▶ _TASK TO CARRY OUT_
Retype each record shown below, leaving every character as it is.
========
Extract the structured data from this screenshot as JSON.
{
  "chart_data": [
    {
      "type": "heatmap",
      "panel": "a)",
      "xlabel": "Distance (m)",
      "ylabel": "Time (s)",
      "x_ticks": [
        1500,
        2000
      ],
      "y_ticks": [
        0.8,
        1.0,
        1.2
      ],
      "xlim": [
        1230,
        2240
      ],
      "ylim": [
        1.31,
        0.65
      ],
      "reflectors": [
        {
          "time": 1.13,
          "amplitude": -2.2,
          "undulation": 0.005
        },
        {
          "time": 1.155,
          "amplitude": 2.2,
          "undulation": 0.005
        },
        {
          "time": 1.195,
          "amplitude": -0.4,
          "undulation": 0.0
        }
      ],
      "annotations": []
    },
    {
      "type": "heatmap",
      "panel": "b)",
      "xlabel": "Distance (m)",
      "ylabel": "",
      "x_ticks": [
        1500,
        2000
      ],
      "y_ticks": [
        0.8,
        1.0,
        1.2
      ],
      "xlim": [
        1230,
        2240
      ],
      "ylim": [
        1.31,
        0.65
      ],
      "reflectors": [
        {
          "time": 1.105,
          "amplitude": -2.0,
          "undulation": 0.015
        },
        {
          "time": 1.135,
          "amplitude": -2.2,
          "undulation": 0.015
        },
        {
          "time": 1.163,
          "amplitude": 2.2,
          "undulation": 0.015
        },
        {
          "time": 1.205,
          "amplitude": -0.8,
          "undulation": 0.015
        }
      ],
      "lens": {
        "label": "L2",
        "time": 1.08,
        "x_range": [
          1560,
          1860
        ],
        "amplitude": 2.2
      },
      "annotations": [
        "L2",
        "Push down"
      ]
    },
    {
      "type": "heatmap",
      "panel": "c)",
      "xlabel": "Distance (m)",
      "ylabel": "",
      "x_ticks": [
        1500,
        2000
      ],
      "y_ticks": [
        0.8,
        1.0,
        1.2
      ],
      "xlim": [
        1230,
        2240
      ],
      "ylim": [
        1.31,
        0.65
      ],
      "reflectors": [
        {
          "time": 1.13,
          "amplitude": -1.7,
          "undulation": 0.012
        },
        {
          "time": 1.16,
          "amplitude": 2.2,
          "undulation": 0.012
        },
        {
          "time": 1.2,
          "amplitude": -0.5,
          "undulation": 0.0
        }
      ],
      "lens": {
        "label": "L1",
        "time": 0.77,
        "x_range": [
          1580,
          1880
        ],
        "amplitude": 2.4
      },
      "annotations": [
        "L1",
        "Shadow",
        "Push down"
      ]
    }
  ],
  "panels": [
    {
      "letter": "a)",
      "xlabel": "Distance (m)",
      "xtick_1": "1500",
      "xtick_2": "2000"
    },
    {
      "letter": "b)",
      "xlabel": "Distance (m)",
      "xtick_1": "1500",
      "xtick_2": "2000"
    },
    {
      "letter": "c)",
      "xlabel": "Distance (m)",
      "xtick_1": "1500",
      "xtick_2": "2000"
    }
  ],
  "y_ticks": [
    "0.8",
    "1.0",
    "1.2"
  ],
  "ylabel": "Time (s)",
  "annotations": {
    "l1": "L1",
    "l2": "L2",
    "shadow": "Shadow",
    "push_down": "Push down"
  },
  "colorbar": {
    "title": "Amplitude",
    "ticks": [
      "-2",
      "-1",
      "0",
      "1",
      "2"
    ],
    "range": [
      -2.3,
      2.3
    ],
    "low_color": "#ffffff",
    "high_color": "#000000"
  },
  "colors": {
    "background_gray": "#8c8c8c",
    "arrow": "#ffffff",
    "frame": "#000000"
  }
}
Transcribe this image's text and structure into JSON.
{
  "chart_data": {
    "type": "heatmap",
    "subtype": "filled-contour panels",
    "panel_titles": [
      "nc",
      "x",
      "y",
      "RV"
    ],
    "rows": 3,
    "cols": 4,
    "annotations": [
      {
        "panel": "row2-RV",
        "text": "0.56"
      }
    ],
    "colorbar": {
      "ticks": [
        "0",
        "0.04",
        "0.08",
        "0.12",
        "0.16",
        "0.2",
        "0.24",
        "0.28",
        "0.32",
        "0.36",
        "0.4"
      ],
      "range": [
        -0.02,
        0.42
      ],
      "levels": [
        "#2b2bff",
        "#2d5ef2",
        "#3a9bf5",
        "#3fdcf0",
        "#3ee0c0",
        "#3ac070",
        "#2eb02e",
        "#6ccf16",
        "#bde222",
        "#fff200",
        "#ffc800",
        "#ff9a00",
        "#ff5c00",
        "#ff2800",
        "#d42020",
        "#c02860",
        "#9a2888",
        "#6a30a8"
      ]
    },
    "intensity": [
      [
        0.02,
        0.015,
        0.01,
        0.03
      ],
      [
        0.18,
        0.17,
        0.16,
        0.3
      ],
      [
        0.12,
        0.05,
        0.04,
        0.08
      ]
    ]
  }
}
========
▶ _SOLUTION TO THIS TASK_
Extract the structured data from this screenshot as JSON.
{
  "chart_data": [
    {
      "type": "heatmap",
      "panel": "a)",
      "xlabel": "Distance (m)",
      "ylabel": "Time (s)",
      "x_ticks": [
        1500,
        2000
      ],
      "y_ticks": [
        0.8,
        1.0,
        1.2
      ],
      "xlim": [
        1230,
        2240
      ],
      "ylim": [
        1.31,
        0.65
      ],
      "reflectors": [
        {
          "time": 1.13,
          "amplitude": -2.2,
          "undulation": 0.005
        },
        {
          "time": 1.155,
          "amplitude": 2.2,
          "undulation": 0.005
        },
        {
          "time": 1.195,
          "amplitude": -0.4,
          "undulation": 0.0
        }
      ],
      "annotations": []
    },
    {
      "type": "heatmap",
      "panel": "b)",
      "xlabel": "Distance (m)",
      "ylabel": "",
      "x_ticks": [
        1500,
        2000
      ],
      "y_ticks": [
        0.8,
        1.0,
        1.2
      ],
      "xlim": [
        1230,
        2240
      ],
      "ylim": [
        1.31,
        0.65
      ],
      "reflectors": [
        {
          "time": 1.105,
          "amplitude": -2.0,
          "undulation": 0.015
        },
        {
          "time": 1.135,
          "amplitude": -2.2,
          "undulation": 0.015
        },
        {
          "time": 1.163,
          "amplitude": 2.2,
          "undulation": 0.015
        },
        {
          "time": 1.205,
          "amplitude": -0.8,
          "undulation": 0.015
        }
      ],
      "lens": {
        "label": "L2",
        "time": 1.08,
        "x_range": [
          1560,
          1860
        ],
        "amplitude": 2.2
      },
      "annotations": [
        "L2",
        "Push down"
      ]
    },
    {
      "type": "heatmap",
      "panel": "c)",
      "xlabel": "Distance (m)",
      "ylabel": "",
      "x_ticks": [
        1500,
        2000
      ],
      "y_ticks": [
        0.8,
        1.0,
        1.2
      ],
      "xlim": [
        1230,
        2240
      ],
      "ylim": [
        1.31,
        0.65
      ],
      "reflectors": [
        {
          "time": 1.13,
          "amplitude": -1.7,
          "undulation": 0.012
        },
        {
          "time": 1.16,
          "amplitude": 2.2,
          "undulation": 0.012
        },
        {
          "time": 1.2,
          "amplitude": -0.5,
          "undulation": 0.0
        }
      ],
      "lens": {
        "label": "L1",
        "time": 0.77,
        "x_range": [
          1580,
          1880
        ],
        "amplitude": 2.4
      },
      "annotations": [
        "L1",
        "Shadow",
        "Push down"
      ]
    }
  ],
  "panels": [
    {
      "letter": "a)",
      "xlabel": "Distance (m)",
      "xtick_1": "1500",
      "xtick_2": "2000"
    },
    {
      "letter": "b)",
      "xlabel": "Distance (m)",
      "xtick_1": "1500",
      "xtick_2": "2000"
    },
    {
      "letter": "c)",
      "xlabel": "Distance (m)",
      "xtick_1": "1500",
      "xtick_2": "2000"
    }
  ],
  "y_ticks": [
    "0.8",
    "1.0",
    "1.2"
  ],
  "ylabel": "Time (s)",
  "annotations": {
    "l1": "L1",
    "l2": "L2",
    "shadow": "Shadow",
    "push_down": "Push down"
  },
  "colorbar": {
    "title": "Amplitude",
    "ticks": [
      "-2",
      "-1",
      "0",
      "1",
      "2"
    ],
    "range": [
      -2.3,
      2.3
    ],
    "low_color": "#ffffff",
    "high_color": "#000000"
  },
  "colors": {
    "background_gray": "#8c8c8c",
    "arrow": "#ffffff",
    "frame": "#000000"
  }
}
Transcribe this image's text and structure into JSON.
{
  "chart_data": {
    "type": "heatmap",
    "subtype": "filled-contour panels",
    "panel_titles": [
      "nc",
      "x",
      "y",
      "RV"
    ],
    "rows": 3,
    "cols": 4,
    "annotations": [
      {
        "panel": "row2-RV",
        "text": "0.56"
      }
    ],
    "colorbar": {
      "ticks": [
        "0",
        "0.04",
        "0.08",
        "0.12",
        "0.16",
        "0.2",
        "0.24",
        "0.28",
        "0.32",
        "0.36",
        "0.4"
      ],
      "range": [
        -0.02,
        0.42
      ],
      "levels": [
        "#2b2bff",
        "#2d5ef2",
        "#3a9bf5",
        "#3fdcf0",
        "#3ee0c0",
        "#3ac070",
        "#2eb02e",
        "#6ccf16",
        "#bde222",
        "#fff200",
        "#ffc800",
        "#ff9a00",
        "#ff5c00",
        "#ff2800",
        "#d42020",
        "#c02860",
        "#9a2888",
        "#6a30a8"
      ]
    },
    "intensity": [
      [
        0.02,
        0.015,
        0.01,
        0.03
      ],
      [
        0.18,
        0.17,
        0.16,
        0.3
      ],
      [
        0.12,
        0.05,
        0.04,
        0.08
      ]
    ]
  }
}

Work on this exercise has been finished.